▶ [What you are asked to do] Return each entry exactly, with none missing.

═══ Material shown ═══

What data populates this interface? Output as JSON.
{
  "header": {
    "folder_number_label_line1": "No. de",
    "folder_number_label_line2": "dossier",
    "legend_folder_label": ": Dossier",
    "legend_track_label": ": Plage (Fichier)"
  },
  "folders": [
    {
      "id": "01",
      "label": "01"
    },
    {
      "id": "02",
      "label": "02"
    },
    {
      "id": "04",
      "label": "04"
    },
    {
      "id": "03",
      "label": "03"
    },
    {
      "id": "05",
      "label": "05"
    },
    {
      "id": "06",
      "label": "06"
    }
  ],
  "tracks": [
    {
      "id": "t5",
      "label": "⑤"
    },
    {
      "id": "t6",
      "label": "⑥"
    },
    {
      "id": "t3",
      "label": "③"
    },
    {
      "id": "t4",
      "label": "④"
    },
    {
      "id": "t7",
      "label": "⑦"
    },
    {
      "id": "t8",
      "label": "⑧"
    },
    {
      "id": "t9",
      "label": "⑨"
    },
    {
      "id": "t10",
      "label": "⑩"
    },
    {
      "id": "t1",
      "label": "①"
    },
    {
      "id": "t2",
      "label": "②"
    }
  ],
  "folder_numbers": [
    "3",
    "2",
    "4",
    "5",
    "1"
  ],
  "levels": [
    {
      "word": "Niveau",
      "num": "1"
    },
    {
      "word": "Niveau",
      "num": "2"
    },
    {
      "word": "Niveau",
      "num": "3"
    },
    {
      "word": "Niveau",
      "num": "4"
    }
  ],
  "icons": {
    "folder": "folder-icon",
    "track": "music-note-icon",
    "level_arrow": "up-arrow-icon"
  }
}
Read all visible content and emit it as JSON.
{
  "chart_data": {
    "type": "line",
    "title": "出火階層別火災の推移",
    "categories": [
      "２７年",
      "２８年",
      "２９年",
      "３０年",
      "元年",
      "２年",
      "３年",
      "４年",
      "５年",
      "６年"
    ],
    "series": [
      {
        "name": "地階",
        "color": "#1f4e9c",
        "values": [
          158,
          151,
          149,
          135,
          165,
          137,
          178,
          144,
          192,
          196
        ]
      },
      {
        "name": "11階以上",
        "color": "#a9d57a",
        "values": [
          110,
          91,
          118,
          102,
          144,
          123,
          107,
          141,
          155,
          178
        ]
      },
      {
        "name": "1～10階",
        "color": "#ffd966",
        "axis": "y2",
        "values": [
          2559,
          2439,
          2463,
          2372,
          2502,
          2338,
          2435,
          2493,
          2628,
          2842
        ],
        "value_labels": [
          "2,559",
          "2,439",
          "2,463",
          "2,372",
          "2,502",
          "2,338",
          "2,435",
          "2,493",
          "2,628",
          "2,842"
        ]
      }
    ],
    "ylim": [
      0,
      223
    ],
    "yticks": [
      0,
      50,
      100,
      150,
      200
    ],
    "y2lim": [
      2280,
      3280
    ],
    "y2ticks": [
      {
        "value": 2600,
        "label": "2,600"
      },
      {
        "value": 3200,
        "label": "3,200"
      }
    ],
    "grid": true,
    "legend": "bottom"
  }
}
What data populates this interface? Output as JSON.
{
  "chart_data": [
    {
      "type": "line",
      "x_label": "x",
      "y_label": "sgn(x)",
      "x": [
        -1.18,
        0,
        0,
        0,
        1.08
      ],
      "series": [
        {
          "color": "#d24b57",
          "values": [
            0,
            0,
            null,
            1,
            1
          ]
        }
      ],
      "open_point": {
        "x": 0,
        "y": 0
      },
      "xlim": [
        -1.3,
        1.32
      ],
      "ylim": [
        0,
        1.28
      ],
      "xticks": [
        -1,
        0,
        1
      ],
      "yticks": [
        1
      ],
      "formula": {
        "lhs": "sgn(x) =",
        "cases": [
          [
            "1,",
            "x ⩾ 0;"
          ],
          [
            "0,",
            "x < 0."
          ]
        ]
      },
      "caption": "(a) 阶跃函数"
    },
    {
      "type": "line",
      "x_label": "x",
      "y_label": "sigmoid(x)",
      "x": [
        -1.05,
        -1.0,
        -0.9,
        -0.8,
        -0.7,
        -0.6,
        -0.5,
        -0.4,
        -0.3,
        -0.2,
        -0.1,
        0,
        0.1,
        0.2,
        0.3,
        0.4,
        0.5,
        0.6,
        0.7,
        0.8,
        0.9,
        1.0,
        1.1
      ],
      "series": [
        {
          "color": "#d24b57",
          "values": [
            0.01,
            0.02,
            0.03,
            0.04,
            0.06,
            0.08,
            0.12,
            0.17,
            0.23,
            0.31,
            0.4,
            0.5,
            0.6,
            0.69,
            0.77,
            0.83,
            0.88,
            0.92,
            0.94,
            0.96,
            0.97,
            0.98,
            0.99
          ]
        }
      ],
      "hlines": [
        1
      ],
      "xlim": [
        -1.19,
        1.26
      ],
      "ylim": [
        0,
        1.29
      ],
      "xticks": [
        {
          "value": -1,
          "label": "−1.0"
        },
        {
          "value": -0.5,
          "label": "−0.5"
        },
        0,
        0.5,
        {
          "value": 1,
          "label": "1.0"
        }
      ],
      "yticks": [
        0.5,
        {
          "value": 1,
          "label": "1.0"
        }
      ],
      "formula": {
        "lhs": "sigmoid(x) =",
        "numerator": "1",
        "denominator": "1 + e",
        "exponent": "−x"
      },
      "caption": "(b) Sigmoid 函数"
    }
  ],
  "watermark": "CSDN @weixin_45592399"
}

═══

▶ [Full response]
What data populates this interface? Output as JSON.
{
  "header": {
    "folder_number_label_line1": "No. de",
    "folder_number_label_line2": "dossier",
    "legend_folder_label": ": Dossier",
    "legend_track_label": ": Plage (Fichier)"
  },
  "folders": [
    {
      "id": "01",
      "label": "01"
    },
    {
      "id": "02",
      "label": "02"
    },
    {
      "id": "04",
      "label": "04"
    },
    {
      "id": "03",
      "label": "03"
    },
    {
      "id": "05",
      "label": "05"
    },
    {
      "id": "06",
      "label": "06"
    }
  ],
  "tracks": [
    {
      "id": "t5",
      "label": "⑤"
    },
    {
      "id": "t6",
      "label": "⑥"
    },
    {
      "id": "t3",
      "label": "③"
    },
    {
      "id": "t4",
      "label": "④"
    },
    {
      "id": "t7",
      "label": "⑦"
    },
    {
      "id": "t8",
      "label": "⑧"
    },
    {
      "id": "t9",
      "label": "⑨"
    },
    {
      "id": "t10",
      "label": "⑩"
    },
    {
      "id": "t1",
      "label": "①"
    },
    {
      "id": "t2",
      "label": "②"
    }
  ],
  "folder_numbers": [
    "3",
    "2",
    "4",
    "5",
    "1"
  ],
  "levels": [
    {
      "word": "Niveau",
      "num": "1"
    },
    {
      "word": "Niveau",
      "num": "2"
    },
    {
      "word": "Niveau",
      "num": "3"
    },
    {
      "word": "Niveau",
      "num": "4"
    }
  ],
  "icons": {
    "folder": "folder-icon",
    "track": "music-note-icon",
    "level_arrow": "up-arrow-icon"
  }
}
Read all visible content and emit it as JSON.
{
  "chart_data": {
    "type": "line",
    "title": "出火階層別火災の推移",
    "categories": [
      "２７年",
      "２８年",
      "２９年",
      "３０年",
      "元年",
      "２年",
      "３年",
      "４年",
      "５年",
      "６年"
    ],
    "series": [
      {
        "name": "地階",
        "color": "#1f4e9c",
        "values": [
          158,
          151,
          149,
          135,
          165,
          137,
          178,
          144,
          192,
          196
        ]
      },
      {
        "name": "11階以上",
        "color": "#a9d57a",
        "values": [
          110,
          91,
          118,
          102,
          144,
          123,
          107,
          141,
          155,
          178
        ]
      },
      {
        "name": "1～10階",
        "color": "#ffd966",
        "axis": "y2",
        "values": [
          2559,
          2439,
          2463,
          2372,
          2502,
          2338,
          2435,
          2493,
          2628,
          2842
        ],
        "value_labels": [
          "2,559",
          "2,439",
          "2,463",
          "2,372",
          "2,502",
          "2,338",
          "2,435",
          "2,493",
          "2,628",
          "2,842"
        ]
      }
    ],
    "ylim": [
      0,
      223
    ],
    "yticks": [
      0,
      50,
      100,
      150,
      200
    ],
    "y2lim": [
      2280,
      3280
    ],
    "y2ticks": [
      {
        "value": 2600,
        "label": "2,600"
      },
      {
        "value": 3200,
        "label": "3,200"
      }
    ],
    "grid": true,
    "legend": "bottom"
  }
}
What data populates this interface? Output as JSON.
{
  "chart_data": [
    {
      "type": "line",
      "x_label": "x",
      "y_label": "sgn(x)",
      "x": [
        -1.18,
        0,
        0,
        0,
        1.08
      ],
      "series": [
        {
          "color": "#d24b57",
          "values": [
            0,
            0,
            null,
            1,
            1
          ]
        }
      ],
      "open_point": {
        "x": 0,
        "y": 0
      },
      "xlim": [
        -1.3,
        1.32
      ],
      "ylim": [
        0,
        1.28
      ],
      "xticks": [
        -1,
        0,
        1
      ],
      "yticks": [
        1
      ],
      "formula": {
        "lhs": "sgn(x) =",
        "cases": [
          [
            "1,",
            "x ⩾ 0;"
          ],
          [
            "0,",
            "x < 0."
          ]
        ]
      },
      "caption": "(a) 阶跃函数"
    },
    {
      "type": "line",
      "x_label": "x",
      "y_label": "sigmoid(x)",
      "x": [
        -1.05,
        -1.0,
        -0.9,
        -0.8,
        -0.7,
        -0.6,
        -0.5,
        -0.4,
        -0.3,
        -0.2,
        -0.1,
        0,
        0.1,
        0.2,
        0.3,
        0.4,
        0.5,
        0.6,
        0.7,
        0.8,
        0.9,
        1.0,
        1.1
      ],
      "series": [
        {
          "color": "#d24b57",
          "values": [
            0.01,
            0.02,
            0.03,
            0.04,
            0.06,
            0.08,
            0.12,
            0.17,
            0.23,
            0.31,
            0.4,
            0.5,
            0.6,
            0.69,
            0.77,
            0.83,
            0.88,
            0.92,
            0.94,
            0.96,
            0.97,
            0.98,
            0.99
          ]
        }
      ],
      "hlines": [
        1
      ],
      "xlim": [
        -1.19,
        1.26
      ],
      "ylim": [
        0,
        1.29
      ],
      "xticks": [
        {
          "value": -1,
          "label": "−1.0"
        },
        {
          "value": -0.5,
          "label": "−0.5"
        },
        0,
        0.5,
        {
          "value": 1,
          "label": "1.0"
        }
      ],
      "yticks": [
        0.5,
        {
          "value": 1,
          "label": "1.0"
        }
      ],
      "formula": {
        "lhs": "sigmoid(x) =",
        "numerator": "1",
        "denominator": "1 + e",
        "exponent": "−x"
      },
      "caption": "(b) Sigmoid 函数"
    }
  ],
  "watermark": "CSDN @weixin_45592399"
}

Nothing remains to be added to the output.